### Given problem:
Look through the data for the string "making". Copy every line where it is found.

### Records shown:
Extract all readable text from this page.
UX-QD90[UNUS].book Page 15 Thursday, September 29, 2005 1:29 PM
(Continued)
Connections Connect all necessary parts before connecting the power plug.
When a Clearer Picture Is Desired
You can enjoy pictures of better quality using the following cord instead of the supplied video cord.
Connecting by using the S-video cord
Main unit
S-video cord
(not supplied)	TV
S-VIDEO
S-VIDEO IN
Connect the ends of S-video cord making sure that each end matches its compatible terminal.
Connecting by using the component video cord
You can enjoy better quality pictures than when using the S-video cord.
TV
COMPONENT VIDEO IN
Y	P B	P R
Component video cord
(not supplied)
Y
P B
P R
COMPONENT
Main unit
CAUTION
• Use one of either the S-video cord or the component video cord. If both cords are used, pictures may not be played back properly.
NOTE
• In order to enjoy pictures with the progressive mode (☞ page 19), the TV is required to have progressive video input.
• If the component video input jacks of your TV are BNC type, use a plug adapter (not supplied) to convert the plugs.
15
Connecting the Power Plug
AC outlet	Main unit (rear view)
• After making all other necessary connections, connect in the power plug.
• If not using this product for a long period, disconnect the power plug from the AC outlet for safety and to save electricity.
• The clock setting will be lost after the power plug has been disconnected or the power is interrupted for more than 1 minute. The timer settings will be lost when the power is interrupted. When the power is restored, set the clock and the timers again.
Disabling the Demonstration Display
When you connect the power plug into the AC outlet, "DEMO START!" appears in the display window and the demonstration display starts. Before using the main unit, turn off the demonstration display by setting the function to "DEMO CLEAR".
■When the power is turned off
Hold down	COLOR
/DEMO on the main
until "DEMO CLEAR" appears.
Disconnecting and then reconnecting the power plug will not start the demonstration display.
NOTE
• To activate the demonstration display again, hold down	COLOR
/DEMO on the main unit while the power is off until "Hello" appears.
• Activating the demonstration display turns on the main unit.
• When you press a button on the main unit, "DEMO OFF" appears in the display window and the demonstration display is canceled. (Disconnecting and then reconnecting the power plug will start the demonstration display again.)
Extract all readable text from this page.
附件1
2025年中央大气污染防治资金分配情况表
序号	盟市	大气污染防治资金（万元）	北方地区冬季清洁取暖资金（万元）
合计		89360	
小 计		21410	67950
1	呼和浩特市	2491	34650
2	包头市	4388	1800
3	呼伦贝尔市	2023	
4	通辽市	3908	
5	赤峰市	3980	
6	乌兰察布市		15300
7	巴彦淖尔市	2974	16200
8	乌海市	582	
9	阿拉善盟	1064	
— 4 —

### Task output:
Connect the ends of S-video cord making sure that each end matches its compatible terminal.
• After making all other necessary connections, connect in the power plug.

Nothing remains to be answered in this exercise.